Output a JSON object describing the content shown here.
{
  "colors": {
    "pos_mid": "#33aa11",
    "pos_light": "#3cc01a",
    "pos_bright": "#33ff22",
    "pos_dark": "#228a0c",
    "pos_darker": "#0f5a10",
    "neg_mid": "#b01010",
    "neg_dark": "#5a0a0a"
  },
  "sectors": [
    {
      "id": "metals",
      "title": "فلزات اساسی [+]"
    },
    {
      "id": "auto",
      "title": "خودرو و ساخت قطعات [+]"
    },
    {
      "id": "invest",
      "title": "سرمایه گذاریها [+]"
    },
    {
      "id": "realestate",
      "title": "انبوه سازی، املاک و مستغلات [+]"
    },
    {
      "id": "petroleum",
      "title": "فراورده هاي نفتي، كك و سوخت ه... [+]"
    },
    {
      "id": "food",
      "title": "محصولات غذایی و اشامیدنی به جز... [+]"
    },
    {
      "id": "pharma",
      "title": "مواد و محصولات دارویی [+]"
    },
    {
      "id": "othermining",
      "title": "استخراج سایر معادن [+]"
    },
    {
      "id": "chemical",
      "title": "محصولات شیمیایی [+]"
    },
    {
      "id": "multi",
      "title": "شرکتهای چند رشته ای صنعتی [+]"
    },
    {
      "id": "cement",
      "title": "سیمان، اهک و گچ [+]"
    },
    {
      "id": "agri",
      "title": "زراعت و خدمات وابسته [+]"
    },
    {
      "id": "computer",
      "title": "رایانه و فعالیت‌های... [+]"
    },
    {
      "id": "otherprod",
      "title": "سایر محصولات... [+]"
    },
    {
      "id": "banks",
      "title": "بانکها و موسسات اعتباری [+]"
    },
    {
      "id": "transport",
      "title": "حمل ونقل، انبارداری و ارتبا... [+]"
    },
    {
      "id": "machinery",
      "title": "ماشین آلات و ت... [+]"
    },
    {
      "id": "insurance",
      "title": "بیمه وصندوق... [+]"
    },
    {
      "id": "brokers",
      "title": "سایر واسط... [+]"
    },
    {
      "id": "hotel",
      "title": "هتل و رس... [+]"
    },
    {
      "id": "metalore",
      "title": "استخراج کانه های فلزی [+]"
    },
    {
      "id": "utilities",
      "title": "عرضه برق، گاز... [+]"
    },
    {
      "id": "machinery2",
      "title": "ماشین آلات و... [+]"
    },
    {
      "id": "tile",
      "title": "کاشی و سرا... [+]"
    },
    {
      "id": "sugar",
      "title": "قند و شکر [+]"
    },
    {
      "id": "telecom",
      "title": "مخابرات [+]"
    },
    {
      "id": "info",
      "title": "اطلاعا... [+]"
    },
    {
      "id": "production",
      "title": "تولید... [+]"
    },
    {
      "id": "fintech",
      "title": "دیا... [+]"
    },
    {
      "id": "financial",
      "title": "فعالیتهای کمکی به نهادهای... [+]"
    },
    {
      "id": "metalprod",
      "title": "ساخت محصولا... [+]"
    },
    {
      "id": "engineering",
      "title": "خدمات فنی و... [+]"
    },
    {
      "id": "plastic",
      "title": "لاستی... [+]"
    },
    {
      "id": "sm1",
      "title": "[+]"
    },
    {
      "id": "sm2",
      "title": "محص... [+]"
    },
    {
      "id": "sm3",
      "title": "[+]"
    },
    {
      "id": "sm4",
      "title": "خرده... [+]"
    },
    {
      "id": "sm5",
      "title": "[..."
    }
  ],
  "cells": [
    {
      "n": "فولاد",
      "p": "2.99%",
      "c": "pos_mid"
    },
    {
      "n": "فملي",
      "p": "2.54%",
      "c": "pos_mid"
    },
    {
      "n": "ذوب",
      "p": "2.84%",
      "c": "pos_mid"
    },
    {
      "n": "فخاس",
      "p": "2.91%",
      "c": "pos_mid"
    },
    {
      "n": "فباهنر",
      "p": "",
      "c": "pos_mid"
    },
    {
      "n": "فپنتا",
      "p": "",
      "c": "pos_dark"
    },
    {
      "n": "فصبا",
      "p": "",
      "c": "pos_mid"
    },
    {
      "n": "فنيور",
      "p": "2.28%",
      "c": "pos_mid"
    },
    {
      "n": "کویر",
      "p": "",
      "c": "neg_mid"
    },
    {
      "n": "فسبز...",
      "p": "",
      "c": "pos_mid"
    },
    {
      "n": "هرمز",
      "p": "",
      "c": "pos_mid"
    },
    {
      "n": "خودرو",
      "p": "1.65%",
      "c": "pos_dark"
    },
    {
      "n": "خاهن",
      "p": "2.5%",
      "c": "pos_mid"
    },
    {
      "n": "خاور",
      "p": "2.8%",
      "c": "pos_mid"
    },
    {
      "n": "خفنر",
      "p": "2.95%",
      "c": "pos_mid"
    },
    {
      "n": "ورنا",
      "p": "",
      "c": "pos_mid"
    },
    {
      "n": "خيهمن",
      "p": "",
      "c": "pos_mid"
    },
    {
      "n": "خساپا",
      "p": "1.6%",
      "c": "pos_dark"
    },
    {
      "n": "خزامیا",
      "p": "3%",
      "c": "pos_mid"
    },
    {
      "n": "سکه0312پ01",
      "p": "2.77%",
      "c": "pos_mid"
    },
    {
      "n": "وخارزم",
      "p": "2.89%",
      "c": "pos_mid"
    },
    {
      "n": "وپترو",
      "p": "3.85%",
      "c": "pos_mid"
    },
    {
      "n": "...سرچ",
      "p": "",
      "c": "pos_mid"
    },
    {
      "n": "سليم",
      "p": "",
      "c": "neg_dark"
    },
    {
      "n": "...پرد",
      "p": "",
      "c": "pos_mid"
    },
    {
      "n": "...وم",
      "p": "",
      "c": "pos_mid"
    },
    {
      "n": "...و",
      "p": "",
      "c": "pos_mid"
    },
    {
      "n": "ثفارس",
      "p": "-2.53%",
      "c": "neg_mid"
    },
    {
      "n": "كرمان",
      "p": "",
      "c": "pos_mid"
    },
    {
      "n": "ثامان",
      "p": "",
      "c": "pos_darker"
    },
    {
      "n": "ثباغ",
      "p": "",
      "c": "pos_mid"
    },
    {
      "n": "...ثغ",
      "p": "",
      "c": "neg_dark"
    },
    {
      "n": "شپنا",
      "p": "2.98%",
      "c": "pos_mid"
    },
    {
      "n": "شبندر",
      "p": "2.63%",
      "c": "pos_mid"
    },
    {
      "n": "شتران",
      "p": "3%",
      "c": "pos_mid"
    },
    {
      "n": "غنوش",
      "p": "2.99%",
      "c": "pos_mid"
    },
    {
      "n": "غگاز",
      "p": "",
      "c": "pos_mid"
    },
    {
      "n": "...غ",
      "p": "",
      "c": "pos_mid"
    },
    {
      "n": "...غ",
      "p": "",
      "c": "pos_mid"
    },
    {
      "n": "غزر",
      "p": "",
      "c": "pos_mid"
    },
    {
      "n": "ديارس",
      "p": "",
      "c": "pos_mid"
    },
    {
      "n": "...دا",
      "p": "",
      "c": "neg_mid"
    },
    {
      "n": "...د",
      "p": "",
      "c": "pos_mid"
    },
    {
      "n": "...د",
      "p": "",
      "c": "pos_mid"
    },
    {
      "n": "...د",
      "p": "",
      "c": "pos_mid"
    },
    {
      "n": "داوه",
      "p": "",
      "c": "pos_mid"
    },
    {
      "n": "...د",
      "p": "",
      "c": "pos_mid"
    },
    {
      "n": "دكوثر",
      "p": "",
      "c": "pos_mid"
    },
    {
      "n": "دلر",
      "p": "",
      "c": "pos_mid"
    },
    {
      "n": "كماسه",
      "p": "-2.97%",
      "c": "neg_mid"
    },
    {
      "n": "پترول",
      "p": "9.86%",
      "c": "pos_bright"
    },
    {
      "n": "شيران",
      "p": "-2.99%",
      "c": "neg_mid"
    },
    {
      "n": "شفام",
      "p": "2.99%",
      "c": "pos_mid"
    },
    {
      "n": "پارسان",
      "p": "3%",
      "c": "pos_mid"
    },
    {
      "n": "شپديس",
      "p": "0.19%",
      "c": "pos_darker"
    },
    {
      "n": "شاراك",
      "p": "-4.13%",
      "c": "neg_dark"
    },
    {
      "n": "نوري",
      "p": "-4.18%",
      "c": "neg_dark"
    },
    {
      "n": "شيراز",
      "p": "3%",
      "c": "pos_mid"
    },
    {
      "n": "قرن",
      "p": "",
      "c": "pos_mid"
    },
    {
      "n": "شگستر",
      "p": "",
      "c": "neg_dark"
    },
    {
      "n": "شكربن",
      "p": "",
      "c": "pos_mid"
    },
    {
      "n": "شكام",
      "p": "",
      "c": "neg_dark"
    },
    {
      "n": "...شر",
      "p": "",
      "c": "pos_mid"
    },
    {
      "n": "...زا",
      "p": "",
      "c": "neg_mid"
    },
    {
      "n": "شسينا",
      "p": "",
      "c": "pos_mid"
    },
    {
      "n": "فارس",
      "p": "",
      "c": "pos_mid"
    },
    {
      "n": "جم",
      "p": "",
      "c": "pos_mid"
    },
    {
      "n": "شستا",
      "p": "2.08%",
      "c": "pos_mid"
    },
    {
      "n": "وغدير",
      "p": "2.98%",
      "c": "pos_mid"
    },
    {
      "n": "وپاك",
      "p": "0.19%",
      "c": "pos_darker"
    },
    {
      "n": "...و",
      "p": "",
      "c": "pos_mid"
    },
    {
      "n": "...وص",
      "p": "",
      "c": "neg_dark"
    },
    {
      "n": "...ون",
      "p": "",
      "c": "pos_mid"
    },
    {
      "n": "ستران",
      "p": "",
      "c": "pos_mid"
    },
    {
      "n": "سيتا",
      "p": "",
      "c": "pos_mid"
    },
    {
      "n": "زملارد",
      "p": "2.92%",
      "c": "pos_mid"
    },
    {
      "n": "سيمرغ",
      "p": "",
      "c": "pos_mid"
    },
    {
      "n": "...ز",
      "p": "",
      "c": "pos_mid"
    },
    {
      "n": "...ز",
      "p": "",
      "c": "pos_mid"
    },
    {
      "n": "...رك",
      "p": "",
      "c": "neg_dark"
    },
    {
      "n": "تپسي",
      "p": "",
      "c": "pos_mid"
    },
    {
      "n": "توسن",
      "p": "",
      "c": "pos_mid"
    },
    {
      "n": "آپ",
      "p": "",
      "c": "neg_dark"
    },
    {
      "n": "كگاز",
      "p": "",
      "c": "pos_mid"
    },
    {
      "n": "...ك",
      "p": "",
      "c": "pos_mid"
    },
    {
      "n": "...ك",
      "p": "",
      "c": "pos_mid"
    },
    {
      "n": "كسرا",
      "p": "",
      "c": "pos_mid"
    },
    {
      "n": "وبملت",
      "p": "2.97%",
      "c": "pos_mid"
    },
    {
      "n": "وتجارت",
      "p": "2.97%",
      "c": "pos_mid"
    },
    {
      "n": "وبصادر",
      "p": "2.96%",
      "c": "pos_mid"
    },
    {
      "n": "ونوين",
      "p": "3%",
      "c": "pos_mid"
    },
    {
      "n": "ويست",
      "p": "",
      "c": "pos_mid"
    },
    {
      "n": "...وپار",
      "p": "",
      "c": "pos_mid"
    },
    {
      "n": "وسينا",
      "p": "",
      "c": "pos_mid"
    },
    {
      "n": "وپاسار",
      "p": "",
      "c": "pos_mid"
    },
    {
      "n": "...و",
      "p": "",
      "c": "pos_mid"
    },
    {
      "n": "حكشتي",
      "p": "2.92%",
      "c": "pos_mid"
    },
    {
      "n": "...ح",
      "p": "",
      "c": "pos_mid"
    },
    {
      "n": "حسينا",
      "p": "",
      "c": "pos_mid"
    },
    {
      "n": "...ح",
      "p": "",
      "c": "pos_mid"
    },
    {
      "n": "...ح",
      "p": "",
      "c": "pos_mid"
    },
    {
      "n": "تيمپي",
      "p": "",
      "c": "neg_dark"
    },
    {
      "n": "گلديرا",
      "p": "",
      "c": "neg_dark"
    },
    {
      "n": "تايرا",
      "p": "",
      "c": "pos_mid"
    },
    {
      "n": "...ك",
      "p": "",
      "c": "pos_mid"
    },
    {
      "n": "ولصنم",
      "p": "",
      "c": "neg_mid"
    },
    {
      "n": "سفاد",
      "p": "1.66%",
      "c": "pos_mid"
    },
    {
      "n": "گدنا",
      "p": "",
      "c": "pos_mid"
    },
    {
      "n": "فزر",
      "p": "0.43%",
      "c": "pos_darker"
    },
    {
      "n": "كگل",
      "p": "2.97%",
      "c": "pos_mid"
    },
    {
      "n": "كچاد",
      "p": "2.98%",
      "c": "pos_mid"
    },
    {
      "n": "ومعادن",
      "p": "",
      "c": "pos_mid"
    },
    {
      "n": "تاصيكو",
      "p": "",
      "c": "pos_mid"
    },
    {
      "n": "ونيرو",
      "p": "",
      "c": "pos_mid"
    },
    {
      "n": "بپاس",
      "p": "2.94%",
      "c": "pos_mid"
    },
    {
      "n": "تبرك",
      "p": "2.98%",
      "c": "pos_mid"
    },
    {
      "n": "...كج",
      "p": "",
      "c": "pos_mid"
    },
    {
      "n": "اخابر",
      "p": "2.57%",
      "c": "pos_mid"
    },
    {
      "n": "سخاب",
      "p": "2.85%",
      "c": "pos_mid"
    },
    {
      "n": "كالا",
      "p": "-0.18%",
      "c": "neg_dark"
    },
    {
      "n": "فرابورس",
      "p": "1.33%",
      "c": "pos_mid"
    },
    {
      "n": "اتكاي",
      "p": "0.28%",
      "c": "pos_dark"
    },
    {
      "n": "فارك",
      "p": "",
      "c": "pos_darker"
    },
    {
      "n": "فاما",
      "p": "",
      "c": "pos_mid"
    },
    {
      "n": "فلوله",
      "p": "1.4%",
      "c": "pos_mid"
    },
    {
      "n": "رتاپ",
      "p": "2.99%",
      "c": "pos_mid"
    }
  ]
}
● ● ● ● ● ● ●
**Instructions to follow:** Copy out each line of the records where the string "سایر" appears.

**In response:**
      "title": "استخراج سایر معادن [+]"
      "title": "سایر محصولات... [+]"
      "title": "سایر واسط... [+]"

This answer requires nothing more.